Rows from a figure dataset:
──────────

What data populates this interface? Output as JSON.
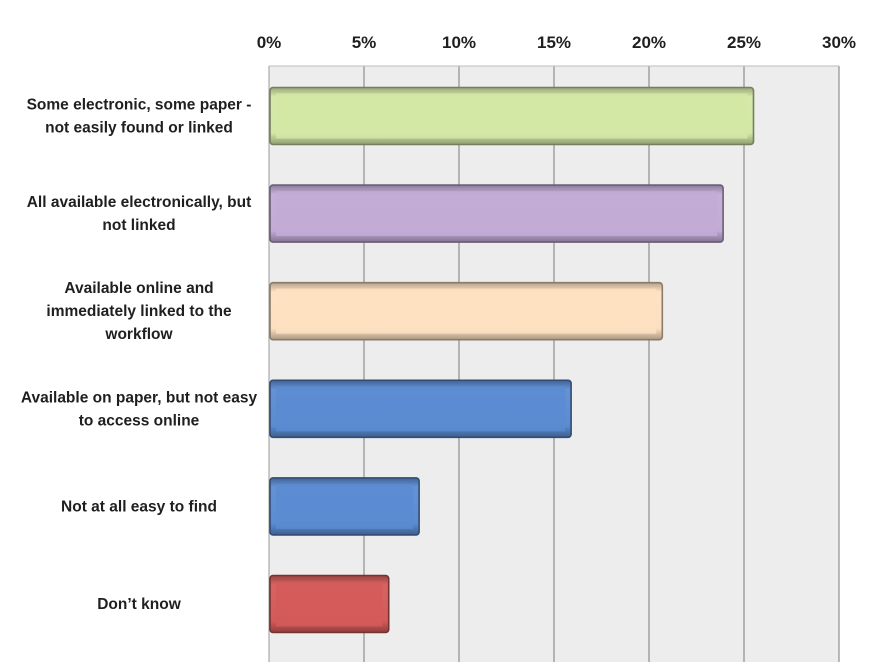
{
  "chart_data": {
    "type": "bar",
    "orientation": "horizontal",
    "title": "",
    "xlabel": "",
    "ylabel": "",
    "xlim": [
      0,
      30
    ],
    "x_ticks": [
      "0%",
      "5%",
      "10%",
      "15%",
      "20%",
      "25%",
      "30%"
    ],
    "x_tick_values": [
      0,
      5,
      10,
      15,
      20,
      25,
      30
    ],
    "x_axis_position": "top",
    "grid": true,
    "legend": "none",
    "unit": "%",
    "categories": [
      "Some electronic, some paper - not easily found or linked",
      "All available electronically, but not linked",
      "Available online and immediately linked to the workflow",
      "Available on paper, but not easy to access online",
      "Not at all easy to find",
      "Don’t know"
    ],
    "category_label_lines": [
      [
        "Some electronic, some paper -",
        "not easily found or linked"
      ],
      [
        "All available electronically, but",
        "not linked"
      ],
      [
        "Available online and",
        "immediately linked to the",
        "workflow"
      ],
      [
        "Available on paper, but not easy",
        "to access online"
      ],
      [
        "Not at all easy to find"
      ],
      [
        "Don’t know"
      ]
    ],
    "values": [
      25.5,
      23.9,
      20.7,
      15.9,
      7.9,
      6.3
    ],
    "bar_colors": [
      "#d3e7a6",
      "#c2abd6",
      "#fde0c0",
      "#5b8bd1",
      "#5b8bd1",
      "#d35a59"
    ]
  }
}
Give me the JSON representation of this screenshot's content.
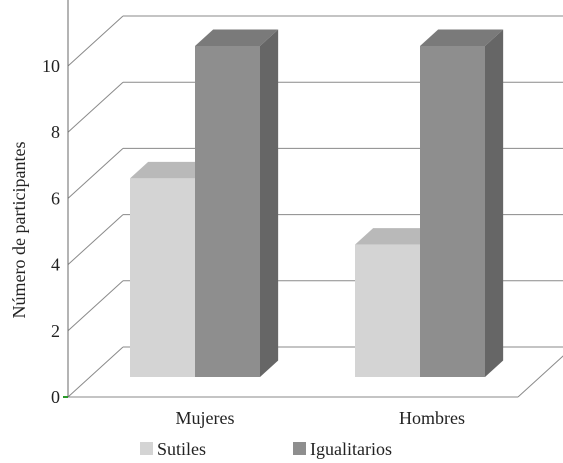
{
  "chart_data": {
    "type": "bar",
    "title": "",
    "xlabel": "",
    "ylabel": "Número de participantes",
    "ylim": [
      0,
      12
    ],
    "yticks": [
      0,
      2,
      4,
      6,
      8,
      10
    ],
    "categories": [
      "Mujeres",
      "Hombres"
    ],
    "series": [
      {
        "name": "Sutiles",
        "values": [
          6,
          4
        ],
        "color": "#d4d4d4",
        "top_color": "#b9b9b9",
        "side_color": "#a8a8a8"
      },
      {
        "name": "Igualitarios",
        "values": [
          10,
          10
        ],
        "color": "#8e8e8e",
        "top_color": "#7a7a7a",
        "side_color": "#666666"
      }
    ],
    "legend": "bottom",
    "grid": true,
    "style": "3d"
  }
}
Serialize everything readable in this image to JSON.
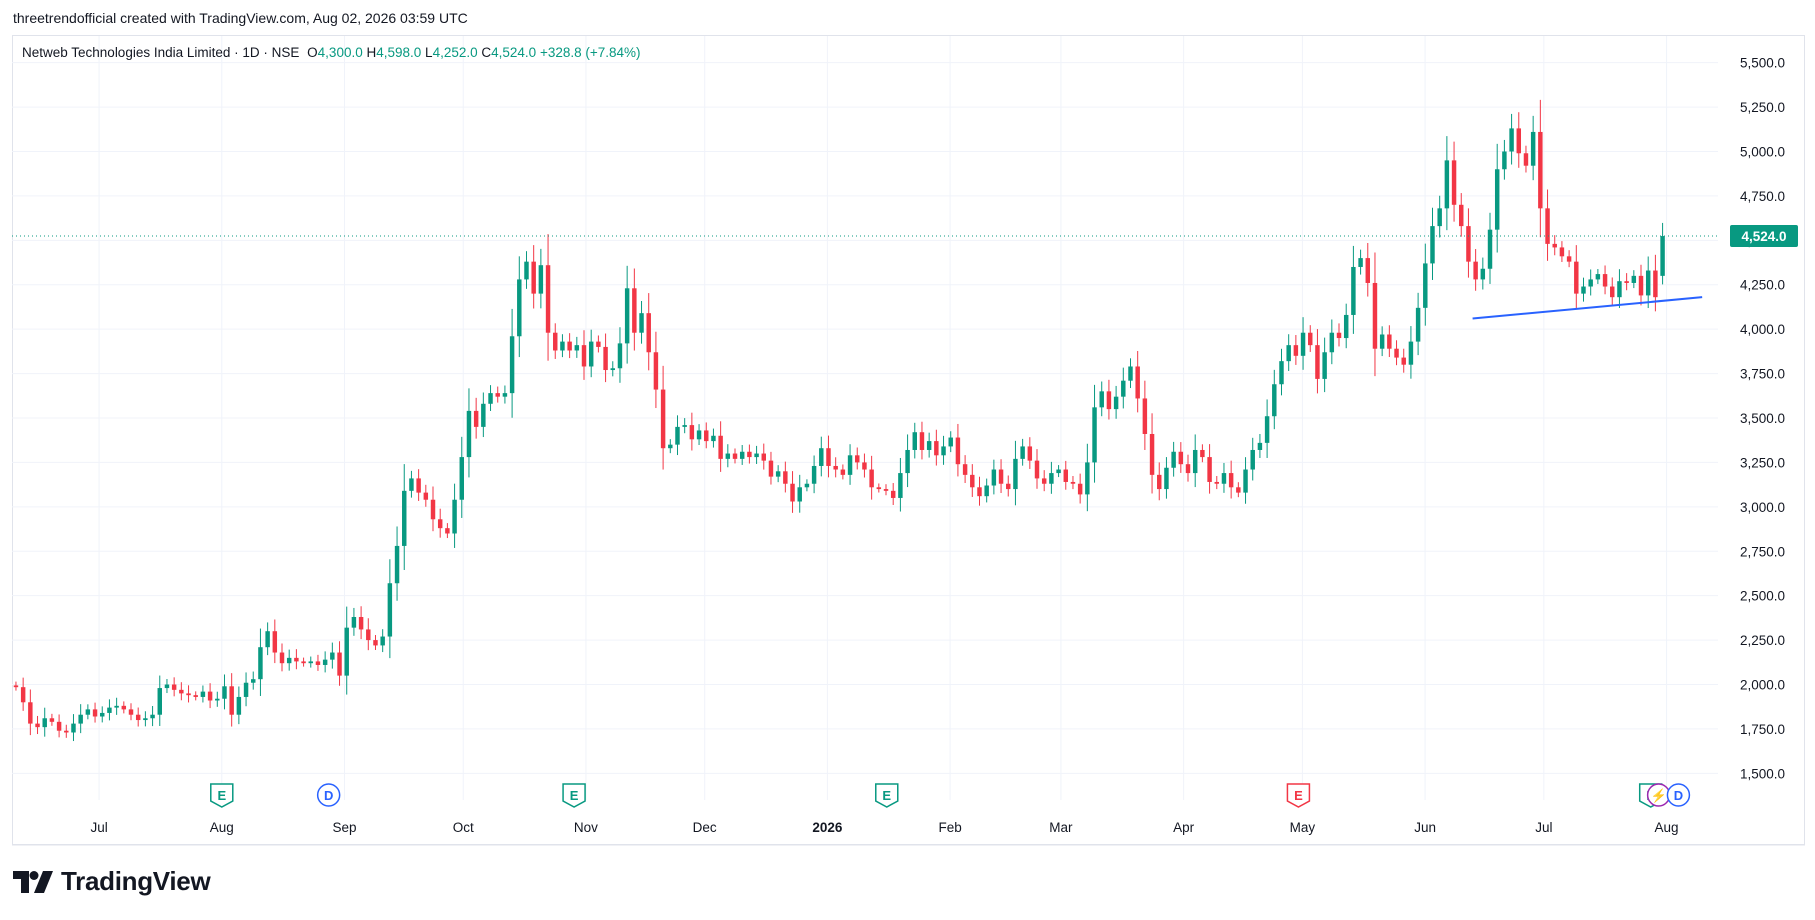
{
  "header": {
    "credit": "threetrendofficial created with TradingView.com, Aug 02, 2026 03:59 UTC"
  },
  "legend": {
    "symbol": "Netweb Technologies India Limited · 1D · NSE",
    "open_label": "O",
    "open": "4,300.0",
    "high_label": "H",
    "high": "4,598.0",
    "low_label": "L",
    "low": "4,252.0",
    "close_label": "C",
    "close": "4,524.0",
    "change": "+328.8 (+7.84%)"
  },
  "brand": {
    "name": "TradingView",
    "icon": "tradingview-logo-icon"
  },
  "colors": {
    "up": "#089981",
    "down": "#f23645",
    "trendline": "#2962ff",
    "last_price": "#089981",
    "grid": "#f0f3fa",
    "text": "#131722"
  },
  "chart_data": {
    "type": "candlestick",
    "title": "Netweb Technologies India Limited · 1D · NSE",
    "ylim": [
      1350,
      5650
    ],
    "y_ticks": [
      1500,
      1750,
      2000,
      2250,
      2500,
      2750,
      3000,
      3250,
      3500,
      3750,
      4000,
      4250,
      4500,
      4750,
      5000,
      5250,
      5500
    ],
    "y_tick_labels": [
      "1,500.0",
      "1,750.0",
      "2,000.0",
      "2,250.0",
      "2,500.0",
      "2,750.0",
      "3,000.0",
      "3,250.0",
      "3,500.0",
      "3,750.0",
      "4,000.0",
      "4,250.0",
      "4,500.0",
      "4,750.0",
      "5,000.0",
      "5,250.0",
      "5,500.0"
    ],
    "x_range": [
      "2025-06-09",
      "2026-08-14"
    ],
    "x_ticks": [
      {
        "date": "2025-07-01",
        "label": "Jul",
        "bold": false
      },
      {
        "date": "2025-08-01",
        "label": "Aug",
        "bold": false
      },
      {
        "date": "2025-09-01",
        "label": "Sep",
        "bold": false
      },
      {
        "date": "2025-10-01",
        "label": "Oct",
        "bold": false
      },
      {
        "date": "2025-11-01",
        "label": "Nov",
        "bold": false
      },
      {
        "date": "2025-12-01",
        "label": "Dec",
        "bold": false
      },
      {
        "date": "2026-01-01",
        "label": "2026",
        "bold": true
      },
      {
        "date": "2026-02-01",
        "label": "Feb",
        "bold": false
      },
      {
        "date": "2026-03-01",
        "label": "Mar",
        "bold": false
      },
      {
        "date": "2026-04-01",
        "label": "Apr",
        "bold": false
      },
      {
        "date": "2026-05-01",
        "label": "May",
        "bold": false
      },
      {
        "date": "2026-06-01",
        "label": "Jun",
        "bold": false
      },
      {
        "date": "2026-07-01",
        "label": "Jul",
        "bold": false
      },
      {
        "date": "2026-08-01",
        "label": "Aug",
        "bold": false
      }
    ],
    "last_price": 4524.0,
    "last_price_label": "4,524.0",
    "grid": true,
    "markers": [
      {
        "date": "2025-08-01",
        "letter": "E",
        "kind": "earnings",
        "color": "#089981"
      },
      {
        "date": "2025-08-28",
        "letter": "D",
        "kind": "dividend",
        "color": "#2962ff"
      },
      {
        "date": "2025-10-29",
        "letter": "E",
        "kind": "earnings",
        "color": "#089981"
      },
      {
        "date": "2026-01-16",
        "letter": "E",
        "kind": "earnings",
        "color": "#089981"
      },
      {
        "date": "2026-04-30",
        "letter": "E",
        "kind": "earnings",
        "color": "#f23645"
      },
      {
        "date": "2026-07-28",
        "letter": "E",
        "kind": "earnings",
        "color": "#089981"
      },
      {
        "date": "2026-07-30",
        "letter": "⚡",
        "kind": "split",
        "color": "#9c27b0"
      },
      {
        "date": "2026-08-04",
        "letter": "D",
        "kind": "dividend",
        "color": "#2962ff"
      }
    ],
    "trendline": {
      "start": {
        "date": "2026-06-13",
        "price": 4060
      },
      "end": {
        "date": "2026-08-10",
        "price": 4180
      }
    },
    "closes": [
      [
        1985,
        1900,
        1780,
        1760,
        1810,
        1790,
        1740,
        1730,
        1780,
        1830,
        1860,
        1820,
        1840,
        1870,
        1880,
        1860,
        1830,
        1800,
        1810,
        1830,
        1980,
        2000,
        1970,
        1950,
        1940,
        1930,
        1960,
        1910,
        1920,
        1990,
        1830,
        1930,
        2010,
        2030,
        2210,
        2300,
        2180,
        2120,
        2150,
        2130,
        2120,
        2130,
        2110,
        2140,
        2180,
        2050,
        2320,
        2380,
        2310,
        2250,
        2220,
        2270,
        2570,
        2780
      ],
      [
        3090,
        3160,
        3080,
        3040,
        2930,
        2880,
        2850,
        3040,
        3280,
        3540,
        3450,
        3580,
        3640,
        3620,
        3640,
        3960,
        4280,
        4380,
        4200,
        4360,
        3980,
        3880,
        3930,
        3880,
        3910,
        3790,
        3930,
        3900,
        3770,
        3780,
        3920,
        4230,
        3980,
        4090,
        3870,
        3660,
        3330,
        3350,
        3450,
        3460,
        3380,
        3430,
        3370,
        3400,
        3270,
        3300,
        3270,
        3310,
        3280,
        3300
      ],
      [
        3260,
        3170,
        3200,
        3130,
        3030,
        3110,
        3130,
        3230,
        3330,
        3230,
        3210,
        3180,
        3290,
        3250,
        3210,
        3110,
        3100,
        3090,
        3050,
        3190,
        3320,
        3420,
        3320,
        3370,
        3290,
        3340,
        3390,
        3240,
        3180,
        3110,
        3060,
        3120,
        3210,
        3130,
        3100,
        3270,
        3340,
        3260,
        3160,
        3130,
        3190,
        3210,
        3140,
        3130,
        3070,
        3250,
        3560,
        3650,
        3550,
        3620,
        3710
      ],
      [
        3790,
        3610,
        3410,
        3180,
        3100,
        3220,
        3310,
        3240,
        3190,
        3320,
        3280,
        3140,
        3130,
        3190,
        3110,
        3080,
        3210,
        3320,
        3360,
        3510,
        3690,
        3820,
        3910,
        3850,
        3980,
        3910,
        3720,
        3870,
        3980,
        3950,
        4080,
        4350,
        4400,
        4260,
        3890,
        3970,
        3890,
        3840,
        3800,
        3930,
        4120,
        4370,
        4580,
        4680,
        4950,
        4700,
        4580,
        4380,
        4280,
        4340,
        4560,
        4900,
        5000,
        5130,
        4990,
        4920,
        5110,
        4680,
        4480,
        4460,
        4410,
        4380,
        4200,
        4240,
        4280,
        4310,
        4240,
        4180,
        4270,
        4260,
        4300,
        4190,
        4330,
        4180,
        4524
      ]
    ]
  }
}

──────────

◆ DIRECTIONS:
From the data above, show each line that contains "this".

◆ FULL SOLUTION:
What data populates this interface? Output as JSON.
Give me the JSON representation of this screenshot's content.
Serialize everything readable in this image to JSON.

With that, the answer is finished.